**Required work**
1) In the Bush column, which three countries did Bush lump together with Al Qaeda as an "axis of evil"?
2) Return a passage from the Bush column word for word, beginning at the words "administration think we" and stopping after "and trumps dissent.".

Bush Blunder Shows It's Time for Dissent

 

The Bush administration has framed the security threat so broadly as

to yield what every quasi-dictator craves - a state, seemingly, of

permanent low-level warfare that frightens the citizenry and trumps

dissent.

 

by Robert Kuttner

 

AFTER SEPT. 11, nearly all Americans rallied round our president. The act

was so barbaric that we had little choice.

 

Yet some of us supported military action against the Taliban with grave

forebodings. Among our concerns were these:

 

Treating the World Trade Center attacks as an act of war rather than a

criminal conspiracy would have global and domestic repercussions that could

not easily be foreseen or contained. One worry was wider war. Another was

the risk of civilian casualties and political chaos in Afghanistan and

elsewhere in South Asia. Another was the effect on the fragile Arab-Israeli

peace process. Another was the erosion of civil liberty and tolerance at

home.

 

Still another concern was that the Bush administration would wrap itself in

the patriotic glow and ram through a domestic program that never would have

commanded majority support on Sept. 10 and that America, after enlisting

allies for a quick military campaign, would soon revert to dangerous

unilateralism.

 

Much of this has come to pass. Though the war itself yielded a swift

military victory against the Taliban, the aftermath vindicates many of our

doubts about policies foreign and domestic.

 

America has not yet attacked Baghdad, but influential people in the

administration think we should. The Bush administration has framed the

security threat so broadly as to yield what every quasi-dictator craves - a

state, seemingly, of permanent low-level warfare that frightens the

citizenry and trumps dissent.

 

Now, emboldened by military triumph and by bloated public opinion polls,

President Bush has stumbled. By lumping Iraq, Iran, and North Korea together

with Al Qaeda as an ''axis of evil,'' Bush has managed to create an equally

improbable axis of worry about America's reliability if not our sanity. As a

Frenchman, Antoine Boulay, famously said after zealous revolutionaries

executed a popular duke, this was ''worse than a crime; it was a blunder.''

 

Blunder comes from swagger. Not only has Bush set back the process of

detente in Korea; he has done something the ayatollahs were unable to do -

given new life to the anti-American hard-liners in Iran.

**Dataset extract**
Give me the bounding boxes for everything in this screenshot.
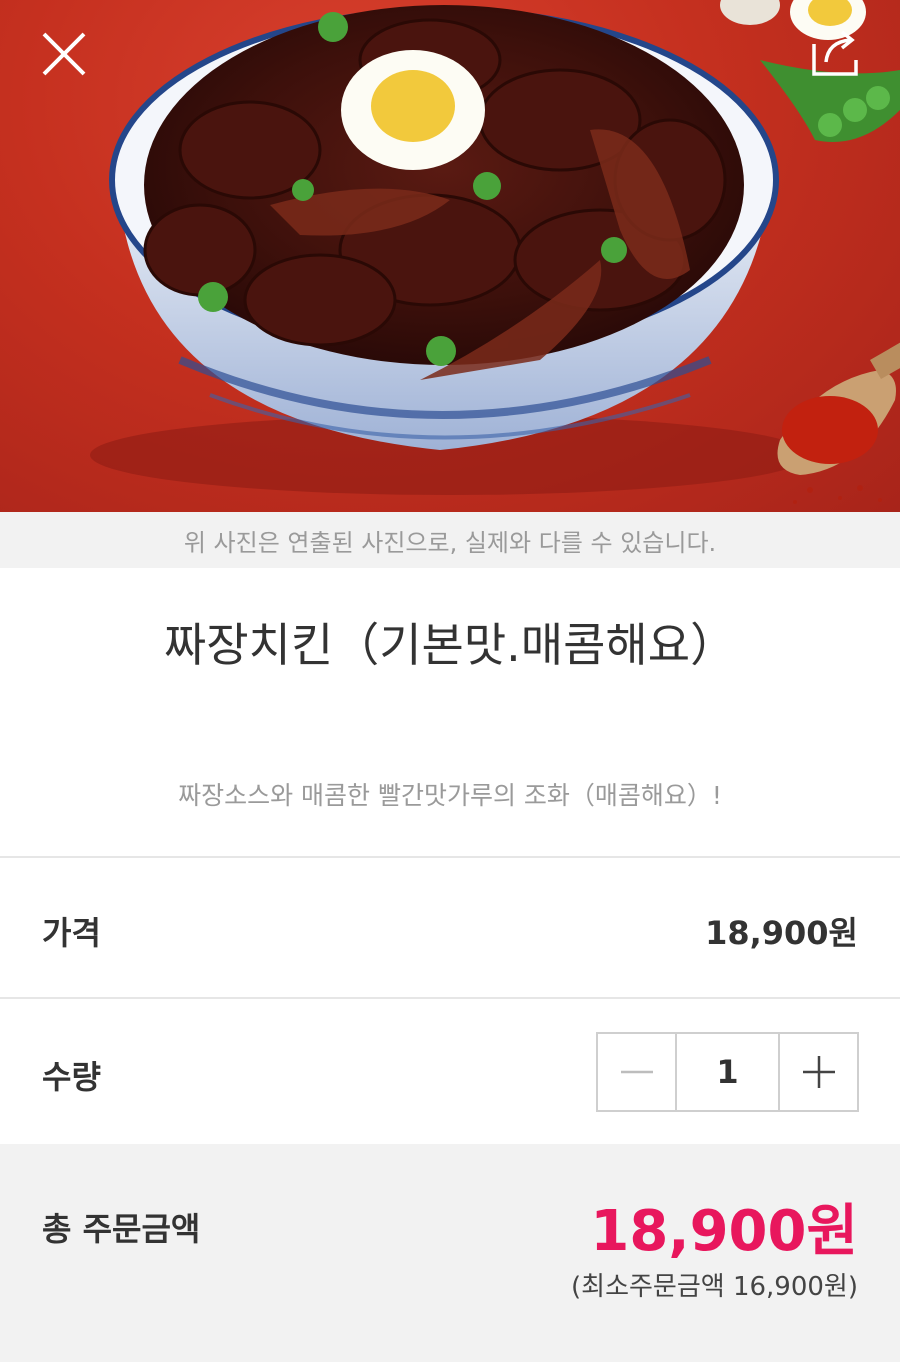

**Answers for the exercise**
1) Iraq, Iran, and North Korea.

2)
administration think we should. The Bush administration has framed the

security threat so broadly as to yield what every quasi-dictator craves - a

state, seemingly, of permanent low-level warfare that frightens the

citizenry and trumps dissent.